Return, word for word, every line that follows.

--- Start of Information shown ---

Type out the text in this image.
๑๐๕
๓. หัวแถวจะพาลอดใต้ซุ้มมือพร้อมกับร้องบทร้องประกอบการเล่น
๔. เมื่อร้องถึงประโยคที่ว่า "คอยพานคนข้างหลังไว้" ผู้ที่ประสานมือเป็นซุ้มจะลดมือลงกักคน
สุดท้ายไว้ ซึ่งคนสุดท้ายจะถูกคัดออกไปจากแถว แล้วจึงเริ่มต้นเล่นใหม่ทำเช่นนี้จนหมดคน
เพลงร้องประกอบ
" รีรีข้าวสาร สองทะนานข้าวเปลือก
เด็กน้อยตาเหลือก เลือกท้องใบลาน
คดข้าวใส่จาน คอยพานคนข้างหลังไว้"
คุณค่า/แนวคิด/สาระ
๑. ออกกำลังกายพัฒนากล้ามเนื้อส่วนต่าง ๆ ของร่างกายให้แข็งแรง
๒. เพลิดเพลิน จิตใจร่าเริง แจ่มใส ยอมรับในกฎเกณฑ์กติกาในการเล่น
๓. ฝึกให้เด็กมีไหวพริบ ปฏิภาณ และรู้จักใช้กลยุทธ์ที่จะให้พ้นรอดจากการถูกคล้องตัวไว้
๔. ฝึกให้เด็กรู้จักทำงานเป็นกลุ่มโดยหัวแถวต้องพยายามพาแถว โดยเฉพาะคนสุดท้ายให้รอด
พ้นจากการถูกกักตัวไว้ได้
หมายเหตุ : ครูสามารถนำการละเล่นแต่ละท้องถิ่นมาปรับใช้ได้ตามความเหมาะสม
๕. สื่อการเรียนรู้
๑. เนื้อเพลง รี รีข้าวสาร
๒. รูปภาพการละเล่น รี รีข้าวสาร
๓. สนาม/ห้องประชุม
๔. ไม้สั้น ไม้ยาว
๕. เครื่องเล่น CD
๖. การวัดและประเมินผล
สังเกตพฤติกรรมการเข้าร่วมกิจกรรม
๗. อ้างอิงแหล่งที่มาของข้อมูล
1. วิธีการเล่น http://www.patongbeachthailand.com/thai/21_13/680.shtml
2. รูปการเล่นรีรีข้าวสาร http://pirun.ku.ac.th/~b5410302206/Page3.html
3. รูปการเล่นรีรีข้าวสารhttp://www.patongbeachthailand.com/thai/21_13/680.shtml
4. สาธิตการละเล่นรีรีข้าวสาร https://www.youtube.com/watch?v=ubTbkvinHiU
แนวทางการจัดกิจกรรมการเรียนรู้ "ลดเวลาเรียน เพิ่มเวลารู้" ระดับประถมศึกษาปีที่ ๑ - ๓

--- End of Information shown ---

- **Answer to this exercise**:
Type out the text in this image.
๑๐๕
๓. หัวแถวจะพาลอดใต้ซุ้มมือพร้อมกับร้องบทร้องประกอบการเล่น
๔. เมื่อร้องถึงประโยคที่ว่า "คอยพานคนข้างหลังไว้" ผู้ที่ประสานมือเป็นซุ้มจะลดมือลงกักคน
สุดท้ายไว้ ซึ่งคนสุดท้ายจะถูกคัดออกไปจากแถว แล้วจึงเริ่มต้นเล่นใหม่ทำเช่นนี้จนหมดคน
เพลงร้องประกอบ
" รีรีข้าวสาร สองทะนานข้าวเปลือก
เด็กน้อยตาเหลือก เลือกท้องใบลาน
คดข้าวใส่จาน คอยพานคนข้างหลังไว้"
คุณค่า/แนวคิด/สาระ
๑. ออกกำลังกายพัฒนากล้ามเนื้อส่วนต่าง ๆ ของร่างกายให้แข็งแรง
๒. เพลิดเพลิน จิตใจร่าเริง แจ่มใส ยอมรับในกฎเกณฑ์กติกาในการเล่น
๓. ฝึกให้เด็กมีไหวพริบ ปฏิภาณ และรู้จักใช้กลยุทธ์ที่จะให้พ้นรอดจากการถูกคล้องตัวไว้
๔. ฝึกให้เด็กรู้จักทำงานเป็นกลุ่มโดยหัวแถวต้องพยายามพาแถว โดยเฉพาะคนสุดท้ายให้รอด
พ้นจากการถูกกักตัวไว้ได้
หมายเหตุ : ครูสามารถนำการละเล่นแต่ละท้องถิ่นมาปรับใช้ได้ตามความเหมาะสม
๕. สื่อการเรียนรู้
๑. เนื้อเพลง รี รีข้าวสาร
๒. รูปภาพการละเล่น รี รีข้าวสาร
๓. สนาม/ห้องประชุม
๔. ไม้สั้น ไม้ยาว
๕. เครื่องเล่น CD
๖. การวัดและประเมินผล
สังเกตพฤติกรรมการเข้าร่วมกิจกรรม
๗. อ้างอิงแหล่งที่มาของข้อมูล
1. วิธีการเล่น http://www.patongbeachthailand.com/thai/21_13/680.shtml
2. รูปการเล่นรีรีข้าวสาร http://pirun.ku.ac.th/~b5410302206/Page3.html
3. รูปการเล่นรีรีข้าวสารhttp://www.patongbeachthailand.com/thai/21_13/680.shtml
4. สาธิตการละเล่นรีรีข้าวสาร https://www.youtube.com/watch?v=ubTbkvinHiU
แนวทางการจัดกิจกรรมการเรียนรู้ "ลดเวลาเรียน เพิ่มเวลารู้" ระดับประถมศึกษาปีที่ ๑ - ๓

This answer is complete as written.